* begin Input for this task *
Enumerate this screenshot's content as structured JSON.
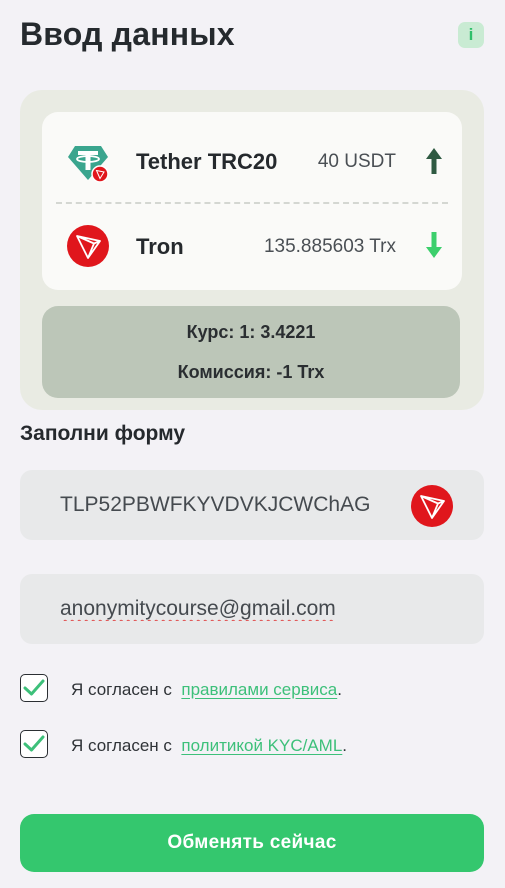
{
  "header": {
    "title": "Ввод данных",
    "info_label": "i"
  },
  "exchange": {
    "from": {
      "name": "Tether TRC20",
      "amount": "40 USDT",
      "icon": "tether-trc20-icon",
      "direction": "up"
    },
    "to": {
      "name": "Tron",
      "amount": "135.885603 Trx",
      "icon": "tron-icon",
      "direction": "down"
    },
    "rate_text": "Курс: 1: 3.4221",
    "fee_text": "Комиссия: -1 Trx"
  },
  "form": {
    "title": "Заполни форму",
    "wallet_value": "TLP52PBWFKYVDVKJCWChAG",
    "email_value": "anonymitycourse@gmail.com",
    "agreements": [
      {
        "prefix": "Я согласен с",
        "link": "правилами сервиса",
        "suffix": ".",
        "checked": true
      },
      {
        "prefix": "Я согласен с",
        "link": "политикой KYC/AML",
        "suffix": ".",
        "checked": true
      }
    ],
    "submit_label": "Обменять сейчас"
  },
  "colors": {
    "accent": "#34c76e",
    "link": "#3dc07a",
    "tron_red": "#e0161c",
    "tether_green": "#3aa58e",
    "arrow_up": "#2f5a42",
    "arrow_down": "#3ccf6c"
  }
}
* end Input for this task *
◆ Aim of the exercise:
Make a list of all lines in the data that contain "title".

◆ Reply:
    "title": "Ввод данных",
    "title": "Заполни форму",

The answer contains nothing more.